**Data shown:**
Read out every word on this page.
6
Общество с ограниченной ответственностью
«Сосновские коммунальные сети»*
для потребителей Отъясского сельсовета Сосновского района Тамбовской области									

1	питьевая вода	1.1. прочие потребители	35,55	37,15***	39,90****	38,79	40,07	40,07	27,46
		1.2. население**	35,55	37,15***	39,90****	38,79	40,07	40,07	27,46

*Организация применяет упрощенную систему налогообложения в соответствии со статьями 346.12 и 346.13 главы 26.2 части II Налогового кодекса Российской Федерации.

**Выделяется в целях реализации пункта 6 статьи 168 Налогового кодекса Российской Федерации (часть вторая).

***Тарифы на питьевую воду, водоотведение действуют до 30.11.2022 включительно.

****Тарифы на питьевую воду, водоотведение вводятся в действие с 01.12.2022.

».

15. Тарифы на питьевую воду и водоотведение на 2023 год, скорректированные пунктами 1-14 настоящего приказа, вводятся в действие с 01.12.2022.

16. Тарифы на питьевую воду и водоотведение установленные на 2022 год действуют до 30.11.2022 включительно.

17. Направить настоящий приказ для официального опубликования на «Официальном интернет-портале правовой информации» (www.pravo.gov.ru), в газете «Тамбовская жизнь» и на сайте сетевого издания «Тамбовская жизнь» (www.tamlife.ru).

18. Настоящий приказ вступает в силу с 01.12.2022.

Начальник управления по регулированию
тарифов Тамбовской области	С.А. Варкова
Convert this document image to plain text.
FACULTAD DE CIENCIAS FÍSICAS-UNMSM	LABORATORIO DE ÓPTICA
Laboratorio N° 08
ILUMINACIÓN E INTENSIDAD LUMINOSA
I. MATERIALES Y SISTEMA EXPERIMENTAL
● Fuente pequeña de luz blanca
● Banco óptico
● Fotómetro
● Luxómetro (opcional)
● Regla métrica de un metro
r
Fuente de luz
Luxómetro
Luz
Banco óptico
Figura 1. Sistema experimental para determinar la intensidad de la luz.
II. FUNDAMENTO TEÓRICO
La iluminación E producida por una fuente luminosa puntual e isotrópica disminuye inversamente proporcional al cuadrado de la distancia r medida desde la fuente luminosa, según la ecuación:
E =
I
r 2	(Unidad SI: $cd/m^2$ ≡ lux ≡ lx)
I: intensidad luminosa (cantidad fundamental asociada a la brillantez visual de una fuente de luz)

**Given problem:**
Of all the lines above, how many contain the word "вводятся"? Give the number and nothing else.

**Task result:**
2